--- begin Supplied data ---
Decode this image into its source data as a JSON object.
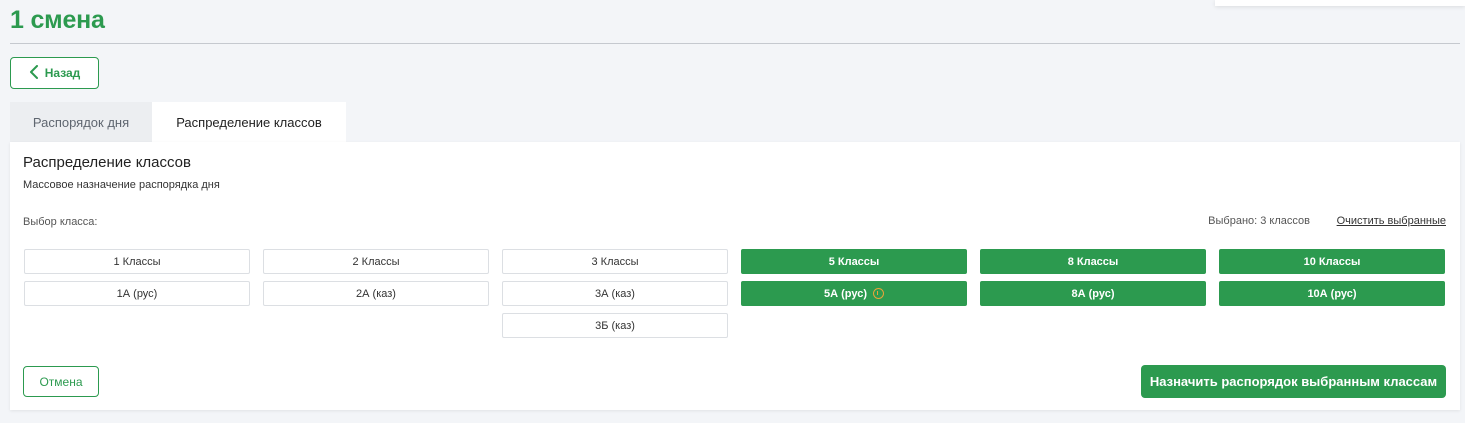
{
  "page": {
    "title": "1 смена"
  },
  "back_button": {
    "label": "Назад"
  },
  "tabs": [
    {
      "label": "Распорядок дня",
      "active": false
    },
    {
      "label": "Распределение классов",
      "active": true
    }
  ],
  "panel": {
    "title": "Распределение классов",
    "subtitle": "Массовое назначение распорядка дня",
    "pick_label": "Выбор класса:",
    "selected_count": "Выбрано: 3 классов",
    "clear_selected": "Очистить выбранные",
    "cancel_label": "Отмена",
    "assign_label": "Назначить распорядок выбранным классам"
  },
  "class_groups": [
    {
      "header": "1 Классы",
      "selected": false,
      "classes": [
        {
          "label": "1А (рус)",
          "selected": false
        }
      ]
    },
    {
      "header": "2 Классы",
      "selected": false,
      "classes": [
        {
          "label": "2А (каз)",
          "selected": false
        }
      ]
    },
    {
      "header": "3 Классы",
      "selected": false,
      "classes": [
        {
          "label": "3А (каз)",
          "selected": false
        },
        {
          "label": "3Б (каз)",
          "selected": false
        }
      ]
    },
    {
      "header": "5 Классы",
      "selected": true,
      "classes": [
        {
          "label": "5А (рус)",
          "selected": true,
          "warning": true
        }
      ]
    },
    {
      "header": "8 Классы",
      "selected": true,
      "classes": [
        {
          "label": "8А (рус)",
          "selected": true
        }
      ]
    },
    {
      "header": "10 Классы",
      "selected": true,
      "classes": [
        {
          "label": "10А (рус)",
          "selected": true
        }
      ]
    }
  ],
  "colors": {
    "accent": "#2c9a4f",
    "warning": "#e8a33a"
  },
  "icons": {
    "back": "chevron-left-icon",
    "warning": "warning-circle-icon"
  }
}
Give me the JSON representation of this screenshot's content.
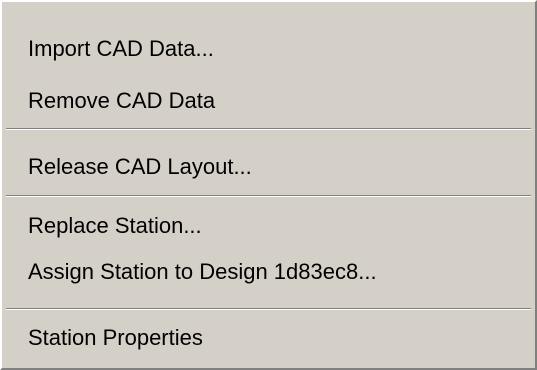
--- end Supplied data ---
_Task instructions_:
Pick out and copy the lines of the entries that hold the string "Распределение".

_Result of the exercise_:
      "label": "Распределение классов",
    "title": "Распределение классов",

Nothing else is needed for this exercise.